[Start of Provided records]

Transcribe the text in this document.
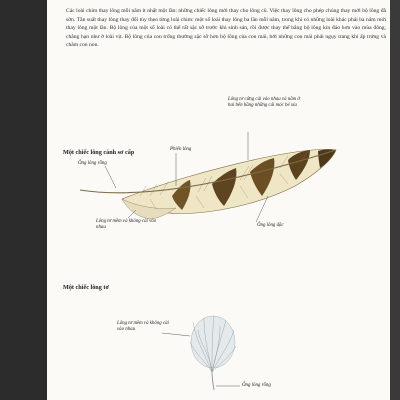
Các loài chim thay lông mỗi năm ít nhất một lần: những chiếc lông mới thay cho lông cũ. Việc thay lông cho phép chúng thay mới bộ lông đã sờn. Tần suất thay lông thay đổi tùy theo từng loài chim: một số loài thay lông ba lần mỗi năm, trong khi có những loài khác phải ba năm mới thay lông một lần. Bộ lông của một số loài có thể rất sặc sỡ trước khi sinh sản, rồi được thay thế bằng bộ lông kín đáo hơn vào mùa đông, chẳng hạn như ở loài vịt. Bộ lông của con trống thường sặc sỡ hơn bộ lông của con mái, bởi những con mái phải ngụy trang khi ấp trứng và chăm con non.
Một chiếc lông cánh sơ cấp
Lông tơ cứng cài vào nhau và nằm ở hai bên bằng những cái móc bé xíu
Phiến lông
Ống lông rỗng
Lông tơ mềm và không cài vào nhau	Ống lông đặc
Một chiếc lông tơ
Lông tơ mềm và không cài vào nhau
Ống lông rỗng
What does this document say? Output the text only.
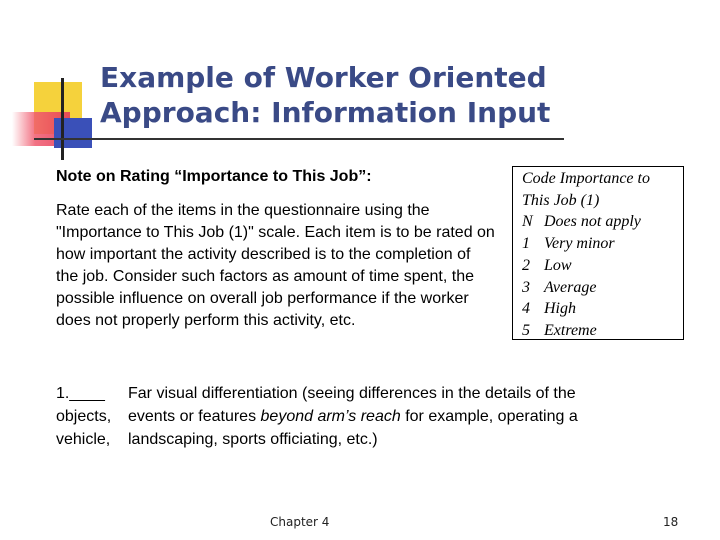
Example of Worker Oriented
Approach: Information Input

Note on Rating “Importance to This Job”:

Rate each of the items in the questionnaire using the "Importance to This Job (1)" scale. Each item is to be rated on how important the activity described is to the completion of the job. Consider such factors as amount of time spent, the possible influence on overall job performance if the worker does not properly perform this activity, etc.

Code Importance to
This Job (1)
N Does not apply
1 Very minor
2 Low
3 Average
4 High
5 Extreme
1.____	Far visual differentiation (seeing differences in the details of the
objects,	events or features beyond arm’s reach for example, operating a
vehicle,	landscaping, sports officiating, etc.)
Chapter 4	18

[End of Provided records]

Directions -> Restate the records word for word, omitting images.

The answer ->
Transcribe the text in this document.
Các loài chim thay lông mỗi năm ít nhất một lần: những chiếc lông mới thay cho lông cũ. Việc thay lông cho phép chúng thay mới bộ lông đã sờn. Tần suất thay lông thay đổi tùy theo từng loài chim: một số loài thay lông ba lần mỗi năm, trong khi có những loài khác phải ba năm mới thay lông một lần. Bộ lông của một số loài có thể rất sặc sỡ trước khi sinh sản, rồi được thay thế bằng bộ lông kín đáo hơn vào mùa đông, chẳng hạn như ở loài vịt. Bộ lông của con trống thường sặc sỡ hơn bộ lông của con mái, bởi những con mái phải ngụy trang khi ấp trứng và chăm con non.
Một chiếc lông cánh sơ cấp
Lông tơ cứng cài vào nhau và nằm ở hai bên bằng những cái móc bé xíu
Phiến lông
Ống lông rỗng
Lông tơ mềm và không cài vào nhau	Ống lông đặc
Một chiếc lông tơ
Lông tơ mềm và không cài vào nhau
Ống lông rỗng
What does this document say? Output the text only.
Example of Worker Oriented
Approach: Information Input

Note on Rating “Importance to This Job”:

Rate each of the items in the questionnaire using the "Importance to This Job (1)" scale. Each item is to be rated on how important the activity described is to the completion of the job. Consider such factors as amount of time spent, the possible influence on overall job performance if the worker does not properly perform this activity, etc.

Code Importance to
This Job (1)
N Does not apply
1 Very minor
2 Low
3 Average
4 High
5 Extreme
1.____	Far visual differentiation (seeing differences in the details of the
objects,	events or features beyond arm’s reach for example, operating a
vehicle,	landscaping, sports officiating, etc.)
Chapter 4	18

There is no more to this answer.